> _Entries with figure data_:
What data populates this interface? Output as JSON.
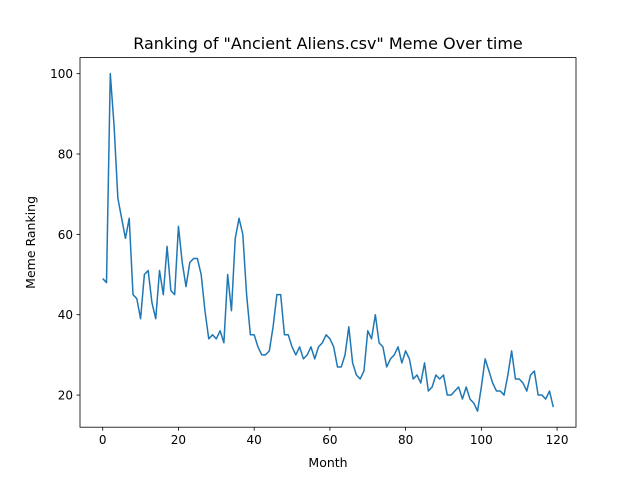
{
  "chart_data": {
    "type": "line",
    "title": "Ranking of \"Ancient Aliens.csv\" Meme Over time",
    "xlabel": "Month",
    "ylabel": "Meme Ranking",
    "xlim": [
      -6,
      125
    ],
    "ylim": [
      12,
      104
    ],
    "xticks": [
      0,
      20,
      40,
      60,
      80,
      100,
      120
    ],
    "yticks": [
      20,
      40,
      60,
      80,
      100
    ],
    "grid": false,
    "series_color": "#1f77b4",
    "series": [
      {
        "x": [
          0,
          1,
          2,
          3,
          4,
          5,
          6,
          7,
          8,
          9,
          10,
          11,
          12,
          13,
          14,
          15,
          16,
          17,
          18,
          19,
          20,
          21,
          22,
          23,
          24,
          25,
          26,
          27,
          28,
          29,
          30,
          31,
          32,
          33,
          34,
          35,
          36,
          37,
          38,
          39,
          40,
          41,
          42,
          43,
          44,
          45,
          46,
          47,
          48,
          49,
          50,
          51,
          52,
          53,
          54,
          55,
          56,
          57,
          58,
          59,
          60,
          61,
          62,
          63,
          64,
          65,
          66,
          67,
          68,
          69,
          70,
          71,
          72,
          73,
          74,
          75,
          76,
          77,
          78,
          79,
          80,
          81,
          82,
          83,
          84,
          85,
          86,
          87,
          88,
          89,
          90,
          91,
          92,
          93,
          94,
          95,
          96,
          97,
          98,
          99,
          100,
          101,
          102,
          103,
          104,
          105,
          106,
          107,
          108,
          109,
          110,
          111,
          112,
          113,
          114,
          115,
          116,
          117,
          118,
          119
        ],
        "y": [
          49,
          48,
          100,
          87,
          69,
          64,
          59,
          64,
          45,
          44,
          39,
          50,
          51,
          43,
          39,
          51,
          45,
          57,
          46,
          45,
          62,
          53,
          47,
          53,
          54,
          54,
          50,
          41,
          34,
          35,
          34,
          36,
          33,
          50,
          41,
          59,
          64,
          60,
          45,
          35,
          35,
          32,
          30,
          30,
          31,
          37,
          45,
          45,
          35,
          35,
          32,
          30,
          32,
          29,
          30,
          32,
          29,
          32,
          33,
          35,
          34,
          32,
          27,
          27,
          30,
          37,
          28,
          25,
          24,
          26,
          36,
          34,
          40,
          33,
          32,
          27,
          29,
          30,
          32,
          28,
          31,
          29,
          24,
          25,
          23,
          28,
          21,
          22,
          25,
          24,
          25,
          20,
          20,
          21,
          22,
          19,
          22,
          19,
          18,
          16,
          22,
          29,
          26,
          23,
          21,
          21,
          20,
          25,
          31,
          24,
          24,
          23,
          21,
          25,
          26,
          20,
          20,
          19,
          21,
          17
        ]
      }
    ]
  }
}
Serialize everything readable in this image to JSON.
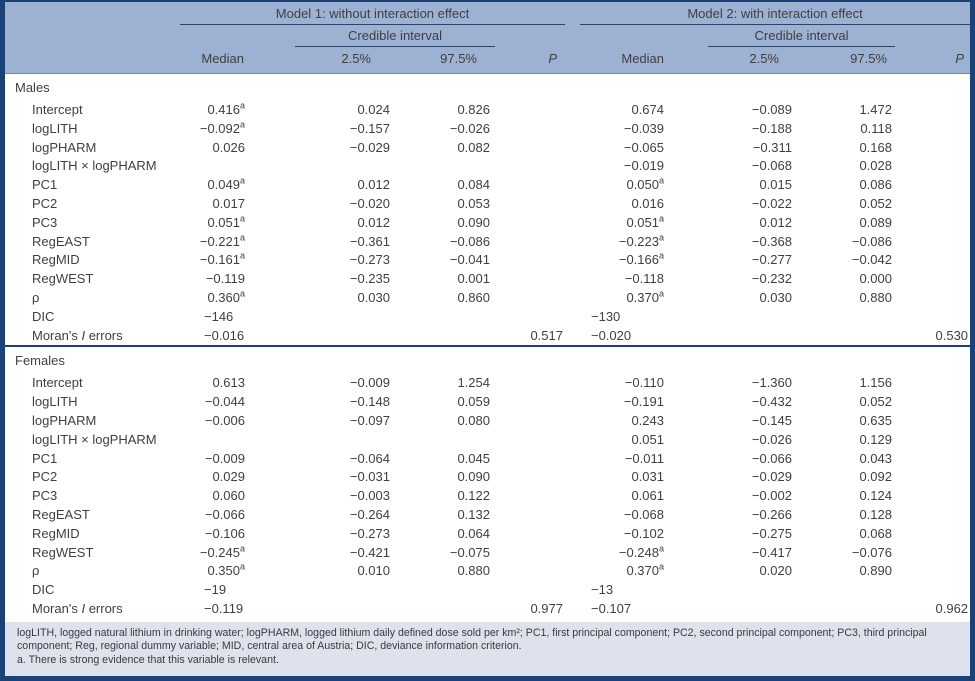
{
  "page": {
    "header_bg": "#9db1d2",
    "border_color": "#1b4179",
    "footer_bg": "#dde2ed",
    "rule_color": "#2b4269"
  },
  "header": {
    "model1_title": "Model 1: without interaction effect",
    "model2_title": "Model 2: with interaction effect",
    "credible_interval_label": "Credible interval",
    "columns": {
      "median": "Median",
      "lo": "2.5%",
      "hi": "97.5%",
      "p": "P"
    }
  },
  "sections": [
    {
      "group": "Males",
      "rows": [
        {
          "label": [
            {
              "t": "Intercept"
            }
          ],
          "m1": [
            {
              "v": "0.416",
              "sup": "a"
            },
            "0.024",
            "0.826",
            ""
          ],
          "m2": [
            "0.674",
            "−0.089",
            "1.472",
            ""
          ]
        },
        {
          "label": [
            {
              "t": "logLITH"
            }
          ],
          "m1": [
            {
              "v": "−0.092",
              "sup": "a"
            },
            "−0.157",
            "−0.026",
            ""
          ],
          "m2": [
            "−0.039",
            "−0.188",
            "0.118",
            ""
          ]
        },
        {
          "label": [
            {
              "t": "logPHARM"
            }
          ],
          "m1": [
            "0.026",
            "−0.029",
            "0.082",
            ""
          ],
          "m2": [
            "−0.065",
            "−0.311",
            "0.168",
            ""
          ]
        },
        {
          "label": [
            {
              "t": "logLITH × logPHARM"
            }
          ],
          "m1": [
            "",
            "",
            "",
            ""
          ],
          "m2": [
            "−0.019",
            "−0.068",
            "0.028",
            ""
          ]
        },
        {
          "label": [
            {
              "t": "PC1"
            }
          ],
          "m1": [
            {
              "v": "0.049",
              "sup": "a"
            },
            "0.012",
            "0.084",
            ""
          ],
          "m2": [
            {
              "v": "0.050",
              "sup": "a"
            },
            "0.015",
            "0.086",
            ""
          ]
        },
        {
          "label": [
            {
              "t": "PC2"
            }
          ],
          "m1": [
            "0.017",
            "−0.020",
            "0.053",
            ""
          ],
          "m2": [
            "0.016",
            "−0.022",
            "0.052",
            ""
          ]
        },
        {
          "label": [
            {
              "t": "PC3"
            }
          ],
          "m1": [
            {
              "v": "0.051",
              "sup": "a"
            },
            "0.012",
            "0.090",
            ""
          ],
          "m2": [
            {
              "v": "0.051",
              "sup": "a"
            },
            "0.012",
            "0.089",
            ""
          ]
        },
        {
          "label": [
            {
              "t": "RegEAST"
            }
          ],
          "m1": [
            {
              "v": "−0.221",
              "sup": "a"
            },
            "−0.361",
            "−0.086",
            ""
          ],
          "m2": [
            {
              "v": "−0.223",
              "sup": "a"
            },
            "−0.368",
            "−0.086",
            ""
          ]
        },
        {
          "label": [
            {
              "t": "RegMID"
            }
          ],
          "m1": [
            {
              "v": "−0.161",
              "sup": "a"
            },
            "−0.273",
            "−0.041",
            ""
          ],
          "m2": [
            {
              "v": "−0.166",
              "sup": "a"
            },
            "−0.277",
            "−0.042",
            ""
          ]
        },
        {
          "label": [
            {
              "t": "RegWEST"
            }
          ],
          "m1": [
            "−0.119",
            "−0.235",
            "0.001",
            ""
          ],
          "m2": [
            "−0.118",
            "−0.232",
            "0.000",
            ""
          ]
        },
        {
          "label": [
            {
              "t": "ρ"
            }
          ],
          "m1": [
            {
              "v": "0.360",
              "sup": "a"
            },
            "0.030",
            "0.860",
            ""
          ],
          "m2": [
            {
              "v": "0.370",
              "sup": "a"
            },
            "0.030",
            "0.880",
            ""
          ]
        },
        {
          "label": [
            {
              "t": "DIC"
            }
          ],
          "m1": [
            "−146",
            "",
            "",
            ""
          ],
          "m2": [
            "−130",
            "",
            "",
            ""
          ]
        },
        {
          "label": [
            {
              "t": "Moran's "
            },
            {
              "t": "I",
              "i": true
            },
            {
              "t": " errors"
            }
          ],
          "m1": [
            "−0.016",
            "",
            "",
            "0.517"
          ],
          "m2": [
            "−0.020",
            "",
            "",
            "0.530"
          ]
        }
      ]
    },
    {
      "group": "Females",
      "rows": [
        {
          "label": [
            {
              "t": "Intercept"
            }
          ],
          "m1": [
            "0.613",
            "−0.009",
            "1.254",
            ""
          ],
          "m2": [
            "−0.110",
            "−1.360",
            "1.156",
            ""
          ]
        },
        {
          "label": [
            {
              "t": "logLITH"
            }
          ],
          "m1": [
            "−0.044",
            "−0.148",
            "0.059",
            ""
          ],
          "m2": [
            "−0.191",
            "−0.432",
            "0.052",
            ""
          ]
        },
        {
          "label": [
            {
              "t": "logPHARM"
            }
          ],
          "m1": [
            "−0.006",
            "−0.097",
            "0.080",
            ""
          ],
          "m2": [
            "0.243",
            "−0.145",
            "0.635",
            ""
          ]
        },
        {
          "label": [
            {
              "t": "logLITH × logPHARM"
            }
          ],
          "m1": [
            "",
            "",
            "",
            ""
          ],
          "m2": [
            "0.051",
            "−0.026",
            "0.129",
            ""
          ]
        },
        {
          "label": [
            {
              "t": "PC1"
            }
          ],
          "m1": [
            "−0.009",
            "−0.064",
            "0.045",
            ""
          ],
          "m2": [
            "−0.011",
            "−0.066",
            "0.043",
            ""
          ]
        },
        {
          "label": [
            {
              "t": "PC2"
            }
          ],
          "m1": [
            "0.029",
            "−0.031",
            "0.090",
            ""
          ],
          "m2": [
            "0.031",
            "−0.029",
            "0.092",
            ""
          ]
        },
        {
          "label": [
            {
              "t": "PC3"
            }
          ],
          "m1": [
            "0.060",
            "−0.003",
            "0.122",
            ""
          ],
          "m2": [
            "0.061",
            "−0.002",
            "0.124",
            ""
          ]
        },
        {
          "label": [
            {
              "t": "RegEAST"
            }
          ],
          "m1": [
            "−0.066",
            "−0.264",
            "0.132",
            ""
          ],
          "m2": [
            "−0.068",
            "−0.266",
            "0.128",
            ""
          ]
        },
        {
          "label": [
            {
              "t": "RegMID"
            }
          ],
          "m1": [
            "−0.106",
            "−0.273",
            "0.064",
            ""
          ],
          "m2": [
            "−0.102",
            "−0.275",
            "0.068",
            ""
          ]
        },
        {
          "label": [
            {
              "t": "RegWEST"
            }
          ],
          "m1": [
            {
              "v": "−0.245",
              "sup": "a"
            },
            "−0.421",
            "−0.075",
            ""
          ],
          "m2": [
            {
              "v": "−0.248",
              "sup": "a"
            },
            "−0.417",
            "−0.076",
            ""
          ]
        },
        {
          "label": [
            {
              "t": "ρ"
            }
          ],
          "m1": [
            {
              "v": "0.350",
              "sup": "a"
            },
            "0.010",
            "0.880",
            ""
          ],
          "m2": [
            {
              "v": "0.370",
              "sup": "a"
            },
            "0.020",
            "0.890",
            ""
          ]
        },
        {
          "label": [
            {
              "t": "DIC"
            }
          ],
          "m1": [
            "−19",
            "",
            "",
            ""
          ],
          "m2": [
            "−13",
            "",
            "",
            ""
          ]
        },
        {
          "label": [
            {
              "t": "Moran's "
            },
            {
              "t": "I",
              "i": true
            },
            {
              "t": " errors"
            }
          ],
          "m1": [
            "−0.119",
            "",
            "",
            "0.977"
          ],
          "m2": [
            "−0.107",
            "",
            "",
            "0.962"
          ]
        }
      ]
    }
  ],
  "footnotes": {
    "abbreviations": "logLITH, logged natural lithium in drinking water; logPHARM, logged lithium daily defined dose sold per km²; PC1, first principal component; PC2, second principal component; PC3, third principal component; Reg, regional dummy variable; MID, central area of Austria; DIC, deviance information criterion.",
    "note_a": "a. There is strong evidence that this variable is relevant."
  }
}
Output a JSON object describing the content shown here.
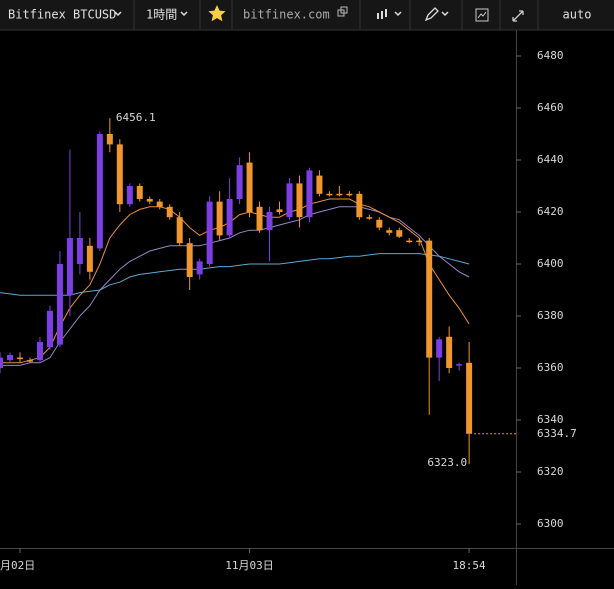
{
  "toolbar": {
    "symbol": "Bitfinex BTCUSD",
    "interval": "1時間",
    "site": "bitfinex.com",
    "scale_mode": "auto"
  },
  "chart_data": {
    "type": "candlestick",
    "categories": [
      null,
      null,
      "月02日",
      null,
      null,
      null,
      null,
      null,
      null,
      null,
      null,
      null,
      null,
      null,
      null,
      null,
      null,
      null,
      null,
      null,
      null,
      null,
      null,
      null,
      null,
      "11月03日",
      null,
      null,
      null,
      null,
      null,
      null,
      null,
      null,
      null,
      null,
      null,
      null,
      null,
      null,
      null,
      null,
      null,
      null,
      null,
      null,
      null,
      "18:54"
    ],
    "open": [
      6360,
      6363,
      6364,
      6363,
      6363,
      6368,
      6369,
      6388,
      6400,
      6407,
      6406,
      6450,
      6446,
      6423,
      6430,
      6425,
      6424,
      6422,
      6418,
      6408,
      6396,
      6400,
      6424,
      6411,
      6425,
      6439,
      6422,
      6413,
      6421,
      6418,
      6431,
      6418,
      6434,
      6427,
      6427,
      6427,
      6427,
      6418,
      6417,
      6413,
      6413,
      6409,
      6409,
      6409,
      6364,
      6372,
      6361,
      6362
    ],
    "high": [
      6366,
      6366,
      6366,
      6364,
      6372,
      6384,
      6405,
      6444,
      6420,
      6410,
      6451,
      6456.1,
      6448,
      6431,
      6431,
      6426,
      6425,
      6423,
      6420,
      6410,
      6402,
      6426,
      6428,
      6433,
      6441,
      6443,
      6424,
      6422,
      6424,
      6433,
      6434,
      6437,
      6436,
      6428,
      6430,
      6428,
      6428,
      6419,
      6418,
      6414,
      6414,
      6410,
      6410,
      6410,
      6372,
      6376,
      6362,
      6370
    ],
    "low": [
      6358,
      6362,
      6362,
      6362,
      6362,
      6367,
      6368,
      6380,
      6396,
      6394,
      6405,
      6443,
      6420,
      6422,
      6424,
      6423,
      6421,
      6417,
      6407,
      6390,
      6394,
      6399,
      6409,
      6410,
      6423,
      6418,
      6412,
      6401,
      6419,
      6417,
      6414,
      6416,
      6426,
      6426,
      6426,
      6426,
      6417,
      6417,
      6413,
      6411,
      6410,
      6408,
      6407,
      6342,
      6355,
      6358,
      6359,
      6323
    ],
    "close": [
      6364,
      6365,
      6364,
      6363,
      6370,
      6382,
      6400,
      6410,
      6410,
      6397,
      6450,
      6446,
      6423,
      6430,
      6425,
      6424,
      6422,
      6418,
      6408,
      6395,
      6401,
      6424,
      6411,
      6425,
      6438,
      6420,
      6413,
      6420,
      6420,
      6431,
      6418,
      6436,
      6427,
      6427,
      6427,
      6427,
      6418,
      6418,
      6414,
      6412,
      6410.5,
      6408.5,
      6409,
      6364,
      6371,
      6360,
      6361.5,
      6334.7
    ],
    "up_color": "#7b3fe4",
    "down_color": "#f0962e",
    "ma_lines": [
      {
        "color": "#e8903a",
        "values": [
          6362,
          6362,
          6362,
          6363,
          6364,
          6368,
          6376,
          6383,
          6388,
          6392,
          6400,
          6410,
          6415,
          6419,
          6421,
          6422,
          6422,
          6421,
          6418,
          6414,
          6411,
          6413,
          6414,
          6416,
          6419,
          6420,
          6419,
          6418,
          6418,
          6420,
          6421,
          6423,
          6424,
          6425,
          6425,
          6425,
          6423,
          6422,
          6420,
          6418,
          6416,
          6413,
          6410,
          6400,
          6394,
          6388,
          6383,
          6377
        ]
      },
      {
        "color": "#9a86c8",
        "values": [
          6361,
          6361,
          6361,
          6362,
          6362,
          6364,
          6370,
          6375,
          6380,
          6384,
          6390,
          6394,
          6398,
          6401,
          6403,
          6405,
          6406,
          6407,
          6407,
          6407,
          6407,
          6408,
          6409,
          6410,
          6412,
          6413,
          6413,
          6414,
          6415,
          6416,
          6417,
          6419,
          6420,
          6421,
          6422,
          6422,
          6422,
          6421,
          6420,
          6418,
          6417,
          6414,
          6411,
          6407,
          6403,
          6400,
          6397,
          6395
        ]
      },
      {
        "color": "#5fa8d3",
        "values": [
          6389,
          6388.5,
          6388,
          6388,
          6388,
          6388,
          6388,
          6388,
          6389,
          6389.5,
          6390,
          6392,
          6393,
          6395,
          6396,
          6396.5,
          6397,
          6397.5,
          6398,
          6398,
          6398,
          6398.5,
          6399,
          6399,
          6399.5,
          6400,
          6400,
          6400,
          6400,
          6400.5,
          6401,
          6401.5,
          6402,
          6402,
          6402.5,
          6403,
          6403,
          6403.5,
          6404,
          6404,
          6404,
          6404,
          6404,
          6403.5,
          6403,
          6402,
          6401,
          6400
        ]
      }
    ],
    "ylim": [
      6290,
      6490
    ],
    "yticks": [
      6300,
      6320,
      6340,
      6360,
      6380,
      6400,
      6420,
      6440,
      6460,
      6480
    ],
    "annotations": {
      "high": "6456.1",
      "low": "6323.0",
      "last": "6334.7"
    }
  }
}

> _WORK INSTRUCTIONS_:
Where a line in the entries holds the word "Model", copy that line.

> _CORRECT OUTPUT_:
    "model1_title": "Model 1: without interaction effect",
    "model2_title": "Model 2: with interaction effect",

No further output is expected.